> _Listed records_
--

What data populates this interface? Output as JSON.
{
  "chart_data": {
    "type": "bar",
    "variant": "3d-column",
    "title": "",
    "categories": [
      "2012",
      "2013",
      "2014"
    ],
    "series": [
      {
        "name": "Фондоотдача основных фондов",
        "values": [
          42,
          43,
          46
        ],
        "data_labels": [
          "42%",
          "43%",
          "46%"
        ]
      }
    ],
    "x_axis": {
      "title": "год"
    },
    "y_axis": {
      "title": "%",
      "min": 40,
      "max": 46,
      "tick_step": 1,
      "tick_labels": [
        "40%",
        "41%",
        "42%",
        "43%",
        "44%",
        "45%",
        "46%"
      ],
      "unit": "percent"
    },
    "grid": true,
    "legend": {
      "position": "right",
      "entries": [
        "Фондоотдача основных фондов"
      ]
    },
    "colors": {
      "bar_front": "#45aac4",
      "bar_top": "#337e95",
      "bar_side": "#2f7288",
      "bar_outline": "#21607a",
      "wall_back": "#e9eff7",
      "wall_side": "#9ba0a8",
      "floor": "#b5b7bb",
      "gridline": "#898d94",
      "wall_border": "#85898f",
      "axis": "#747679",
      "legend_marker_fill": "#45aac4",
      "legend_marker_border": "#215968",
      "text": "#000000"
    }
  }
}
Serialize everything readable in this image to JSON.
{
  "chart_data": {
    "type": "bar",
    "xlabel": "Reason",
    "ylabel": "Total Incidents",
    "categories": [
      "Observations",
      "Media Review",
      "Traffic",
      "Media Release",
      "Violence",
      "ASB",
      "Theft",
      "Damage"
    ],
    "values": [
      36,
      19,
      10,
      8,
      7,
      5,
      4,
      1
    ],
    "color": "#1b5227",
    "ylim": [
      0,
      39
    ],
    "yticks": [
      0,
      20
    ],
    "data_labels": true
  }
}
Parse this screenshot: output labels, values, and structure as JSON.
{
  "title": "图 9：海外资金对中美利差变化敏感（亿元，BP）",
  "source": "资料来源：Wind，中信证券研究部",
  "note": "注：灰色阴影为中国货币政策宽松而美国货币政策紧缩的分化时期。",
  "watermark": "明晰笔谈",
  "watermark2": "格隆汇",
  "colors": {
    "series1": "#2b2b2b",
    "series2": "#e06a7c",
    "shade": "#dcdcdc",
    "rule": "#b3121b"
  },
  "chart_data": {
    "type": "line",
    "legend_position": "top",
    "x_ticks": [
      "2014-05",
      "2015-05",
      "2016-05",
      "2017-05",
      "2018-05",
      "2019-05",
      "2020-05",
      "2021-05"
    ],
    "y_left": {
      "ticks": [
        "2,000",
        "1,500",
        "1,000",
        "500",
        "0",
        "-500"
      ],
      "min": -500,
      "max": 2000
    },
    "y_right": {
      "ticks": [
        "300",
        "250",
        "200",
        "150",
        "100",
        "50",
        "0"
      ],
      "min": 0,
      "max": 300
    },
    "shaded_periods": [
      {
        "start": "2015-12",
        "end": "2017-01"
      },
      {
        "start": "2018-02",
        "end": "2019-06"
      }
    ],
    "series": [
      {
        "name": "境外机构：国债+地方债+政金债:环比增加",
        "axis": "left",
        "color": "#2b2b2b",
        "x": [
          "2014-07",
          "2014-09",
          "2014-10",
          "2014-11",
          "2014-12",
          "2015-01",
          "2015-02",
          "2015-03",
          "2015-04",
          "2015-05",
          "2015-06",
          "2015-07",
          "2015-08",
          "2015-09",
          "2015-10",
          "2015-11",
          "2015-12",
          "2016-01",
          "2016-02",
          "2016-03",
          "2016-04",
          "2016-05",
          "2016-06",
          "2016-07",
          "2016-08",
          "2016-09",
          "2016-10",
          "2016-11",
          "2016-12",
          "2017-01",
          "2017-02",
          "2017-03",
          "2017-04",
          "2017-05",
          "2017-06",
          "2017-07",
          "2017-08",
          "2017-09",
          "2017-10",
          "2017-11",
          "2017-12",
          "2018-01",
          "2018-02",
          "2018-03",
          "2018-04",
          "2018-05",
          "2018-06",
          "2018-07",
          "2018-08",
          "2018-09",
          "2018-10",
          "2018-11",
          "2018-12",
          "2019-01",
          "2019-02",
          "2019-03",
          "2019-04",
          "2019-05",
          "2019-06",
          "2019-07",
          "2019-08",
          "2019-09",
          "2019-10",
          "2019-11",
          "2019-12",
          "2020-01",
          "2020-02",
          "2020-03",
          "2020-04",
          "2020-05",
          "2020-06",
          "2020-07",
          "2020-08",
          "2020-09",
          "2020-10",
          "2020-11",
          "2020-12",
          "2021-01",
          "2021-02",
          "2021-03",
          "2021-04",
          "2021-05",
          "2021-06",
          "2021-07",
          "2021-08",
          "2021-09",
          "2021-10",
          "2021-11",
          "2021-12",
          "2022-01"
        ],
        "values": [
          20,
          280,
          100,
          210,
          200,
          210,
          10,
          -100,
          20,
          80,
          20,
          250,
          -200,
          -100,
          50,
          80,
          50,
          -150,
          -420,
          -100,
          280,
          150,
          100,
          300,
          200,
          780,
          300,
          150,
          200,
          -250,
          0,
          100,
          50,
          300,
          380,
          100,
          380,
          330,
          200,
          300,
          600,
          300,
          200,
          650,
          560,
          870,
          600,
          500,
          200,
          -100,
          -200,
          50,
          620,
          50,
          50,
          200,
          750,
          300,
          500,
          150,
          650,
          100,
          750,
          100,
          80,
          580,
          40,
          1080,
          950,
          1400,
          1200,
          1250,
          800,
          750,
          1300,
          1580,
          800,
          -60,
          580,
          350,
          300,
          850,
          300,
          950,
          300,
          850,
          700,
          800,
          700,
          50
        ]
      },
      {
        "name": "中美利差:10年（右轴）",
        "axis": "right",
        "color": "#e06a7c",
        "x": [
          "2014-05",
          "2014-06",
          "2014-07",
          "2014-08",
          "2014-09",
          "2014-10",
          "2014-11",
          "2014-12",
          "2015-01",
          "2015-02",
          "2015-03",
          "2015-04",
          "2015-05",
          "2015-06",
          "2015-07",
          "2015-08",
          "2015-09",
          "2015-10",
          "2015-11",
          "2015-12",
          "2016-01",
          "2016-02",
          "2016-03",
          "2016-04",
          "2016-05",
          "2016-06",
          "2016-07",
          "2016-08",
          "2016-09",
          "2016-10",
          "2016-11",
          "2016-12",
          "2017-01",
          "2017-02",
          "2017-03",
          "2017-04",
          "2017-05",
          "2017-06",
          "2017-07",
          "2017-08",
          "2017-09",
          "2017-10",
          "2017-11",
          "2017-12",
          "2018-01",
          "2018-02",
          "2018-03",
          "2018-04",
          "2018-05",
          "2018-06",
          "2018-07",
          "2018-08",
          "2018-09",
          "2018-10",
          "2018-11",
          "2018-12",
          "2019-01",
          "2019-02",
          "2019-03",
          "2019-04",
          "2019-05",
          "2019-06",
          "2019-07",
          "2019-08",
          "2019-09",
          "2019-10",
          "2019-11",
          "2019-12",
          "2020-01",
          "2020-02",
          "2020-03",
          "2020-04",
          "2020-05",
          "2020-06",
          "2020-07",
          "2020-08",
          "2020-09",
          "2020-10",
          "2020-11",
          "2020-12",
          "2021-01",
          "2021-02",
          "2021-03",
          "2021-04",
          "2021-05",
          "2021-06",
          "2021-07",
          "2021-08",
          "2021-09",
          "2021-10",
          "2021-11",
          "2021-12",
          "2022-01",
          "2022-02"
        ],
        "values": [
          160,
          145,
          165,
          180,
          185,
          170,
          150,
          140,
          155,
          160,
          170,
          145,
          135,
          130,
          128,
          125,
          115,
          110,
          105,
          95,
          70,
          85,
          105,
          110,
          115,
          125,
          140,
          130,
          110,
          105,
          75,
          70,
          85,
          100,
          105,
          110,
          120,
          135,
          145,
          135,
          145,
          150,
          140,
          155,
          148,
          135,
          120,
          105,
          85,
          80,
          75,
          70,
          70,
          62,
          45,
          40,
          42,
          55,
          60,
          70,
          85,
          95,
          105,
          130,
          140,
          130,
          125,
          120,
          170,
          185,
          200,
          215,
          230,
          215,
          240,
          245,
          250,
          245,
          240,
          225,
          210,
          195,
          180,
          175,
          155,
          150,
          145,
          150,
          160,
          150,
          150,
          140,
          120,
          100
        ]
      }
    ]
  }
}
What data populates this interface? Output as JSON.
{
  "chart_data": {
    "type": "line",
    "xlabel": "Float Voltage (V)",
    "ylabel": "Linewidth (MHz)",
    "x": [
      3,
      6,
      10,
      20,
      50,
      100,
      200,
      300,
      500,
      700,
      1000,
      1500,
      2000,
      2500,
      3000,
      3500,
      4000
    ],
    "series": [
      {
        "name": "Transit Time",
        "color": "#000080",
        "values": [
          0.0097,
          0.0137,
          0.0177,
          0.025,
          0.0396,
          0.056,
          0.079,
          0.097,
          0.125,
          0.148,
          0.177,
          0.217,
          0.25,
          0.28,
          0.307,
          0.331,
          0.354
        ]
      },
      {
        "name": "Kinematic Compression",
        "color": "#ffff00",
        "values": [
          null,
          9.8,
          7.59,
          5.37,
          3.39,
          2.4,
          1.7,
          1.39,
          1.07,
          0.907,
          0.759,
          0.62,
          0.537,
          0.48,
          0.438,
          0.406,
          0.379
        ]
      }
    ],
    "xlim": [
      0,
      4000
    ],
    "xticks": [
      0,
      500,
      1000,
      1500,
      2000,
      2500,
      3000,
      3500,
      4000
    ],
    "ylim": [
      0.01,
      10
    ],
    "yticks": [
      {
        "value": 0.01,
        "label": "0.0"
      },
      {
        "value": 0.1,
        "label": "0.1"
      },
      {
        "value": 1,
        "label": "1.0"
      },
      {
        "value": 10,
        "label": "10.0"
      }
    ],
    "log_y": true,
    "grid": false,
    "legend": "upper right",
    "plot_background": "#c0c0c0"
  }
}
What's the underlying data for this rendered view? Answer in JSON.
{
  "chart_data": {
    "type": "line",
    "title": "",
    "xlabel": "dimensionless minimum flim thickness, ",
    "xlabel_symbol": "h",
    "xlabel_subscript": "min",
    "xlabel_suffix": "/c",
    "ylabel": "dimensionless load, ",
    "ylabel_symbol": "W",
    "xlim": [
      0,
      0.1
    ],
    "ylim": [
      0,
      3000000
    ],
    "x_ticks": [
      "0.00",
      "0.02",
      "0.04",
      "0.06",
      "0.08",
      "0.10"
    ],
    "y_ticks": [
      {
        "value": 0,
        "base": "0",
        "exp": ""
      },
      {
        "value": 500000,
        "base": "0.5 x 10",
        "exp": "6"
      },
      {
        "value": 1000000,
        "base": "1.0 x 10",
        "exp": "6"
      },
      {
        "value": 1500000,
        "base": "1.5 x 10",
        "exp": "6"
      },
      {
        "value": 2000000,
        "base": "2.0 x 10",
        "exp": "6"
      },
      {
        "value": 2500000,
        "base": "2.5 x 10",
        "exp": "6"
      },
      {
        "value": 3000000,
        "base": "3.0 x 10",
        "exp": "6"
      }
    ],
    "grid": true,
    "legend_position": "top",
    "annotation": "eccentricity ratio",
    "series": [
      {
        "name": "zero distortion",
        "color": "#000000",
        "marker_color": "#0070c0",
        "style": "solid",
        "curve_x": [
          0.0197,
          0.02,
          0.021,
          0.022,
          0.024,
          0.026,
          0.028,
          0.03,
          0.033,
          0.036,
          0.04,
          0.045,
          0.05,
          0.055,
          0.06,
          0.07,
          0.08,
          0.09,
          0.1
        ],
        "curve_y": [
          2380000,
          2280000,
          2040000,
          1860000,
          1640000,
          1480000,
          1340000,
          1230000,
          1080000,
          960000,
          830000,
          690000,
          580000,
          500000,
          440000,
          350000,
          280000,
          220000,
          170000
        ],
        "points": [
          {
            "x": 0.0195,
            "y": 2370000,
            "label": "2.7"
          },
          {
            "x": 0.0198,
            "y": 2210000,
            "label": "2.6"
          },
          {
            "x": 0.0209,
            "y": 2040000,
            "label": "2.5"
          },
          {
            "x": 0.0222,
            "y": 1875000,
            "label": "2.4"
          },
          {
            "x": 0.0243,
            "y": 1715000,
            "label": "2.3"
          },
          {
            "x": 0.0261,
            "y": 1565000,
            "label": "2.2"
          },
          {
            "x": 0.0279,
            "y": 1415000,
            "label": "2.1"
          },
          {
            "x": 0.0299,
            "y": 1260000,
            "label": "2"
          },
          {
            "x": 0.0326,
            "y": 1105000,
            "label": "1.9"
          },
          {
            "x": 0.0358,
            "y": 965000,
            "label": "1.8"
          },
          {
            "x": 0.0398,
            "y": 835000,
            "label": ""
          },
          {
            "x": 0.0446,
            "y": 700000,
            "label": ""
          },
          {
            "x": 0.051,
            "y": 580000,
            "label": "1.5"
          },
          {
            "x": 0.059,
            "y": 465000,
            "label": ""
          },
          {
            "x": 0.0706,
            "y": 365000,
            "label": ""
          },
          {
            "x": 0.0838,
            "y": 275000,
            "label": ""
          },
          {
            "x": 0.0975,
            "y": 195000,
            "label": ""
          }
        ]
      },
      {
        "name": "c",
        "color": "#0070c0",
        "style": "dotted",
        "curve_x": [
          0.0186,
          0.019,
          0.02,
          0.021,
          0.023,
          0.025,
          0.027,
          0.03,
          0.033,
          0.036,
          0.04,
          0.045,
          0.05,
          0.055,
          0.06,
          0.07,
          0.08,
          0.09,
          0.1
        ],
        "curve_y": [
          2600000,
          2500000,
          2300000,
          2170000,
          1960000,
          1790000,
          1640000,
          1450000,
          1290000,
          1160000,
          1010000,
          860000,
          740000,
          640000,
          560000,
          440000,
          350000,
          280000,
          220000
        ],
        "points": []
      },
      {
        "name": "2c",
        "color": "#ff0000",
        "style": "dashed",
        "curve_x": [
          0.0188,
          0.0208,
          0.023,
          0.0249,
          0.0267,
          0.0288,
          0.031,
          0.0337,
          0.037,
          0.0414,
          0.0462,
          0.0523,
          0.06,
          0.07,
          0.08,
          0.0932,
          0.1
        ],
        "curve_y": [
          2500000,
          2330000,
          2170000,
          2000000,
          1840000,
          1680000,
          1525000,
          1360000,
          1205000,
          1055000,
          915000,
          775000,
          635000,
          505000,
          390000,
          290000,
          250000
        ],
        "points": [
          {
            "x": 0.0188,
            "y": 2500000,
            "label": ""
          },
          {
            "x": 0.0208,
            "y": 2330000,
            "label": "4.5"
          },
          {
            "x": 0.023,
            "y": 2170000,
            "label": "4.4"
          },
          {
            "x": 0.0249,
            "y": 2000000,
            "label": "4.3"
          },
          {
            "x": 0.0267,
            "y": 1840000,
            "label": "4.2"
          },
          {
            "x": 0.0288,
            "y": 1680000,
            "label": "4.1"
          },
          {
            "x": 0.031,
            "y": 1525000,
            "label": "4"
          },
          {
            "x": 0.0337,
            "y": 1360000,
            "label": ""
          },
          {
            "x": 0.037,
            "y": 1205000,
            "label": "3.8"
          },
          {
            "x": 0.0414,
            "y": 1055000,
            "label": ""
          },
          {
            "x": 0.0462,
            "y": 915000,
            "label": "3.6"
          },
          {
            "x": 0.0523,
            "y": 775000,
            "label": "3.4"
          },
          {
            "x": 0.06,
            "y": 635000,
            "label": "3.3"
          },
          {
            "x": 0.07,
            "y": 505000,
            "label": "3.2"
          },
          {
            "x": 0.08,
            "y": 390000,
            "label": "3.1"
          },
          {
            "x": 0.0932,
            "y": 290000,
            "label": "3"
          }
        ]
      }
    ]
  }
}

--

> _Short problem_
Copy every line in the records above that contains the word "фондов".

> _Output_
        "name": "Фондоотдача основных фондов",
        "Фондоотдача основных фондов"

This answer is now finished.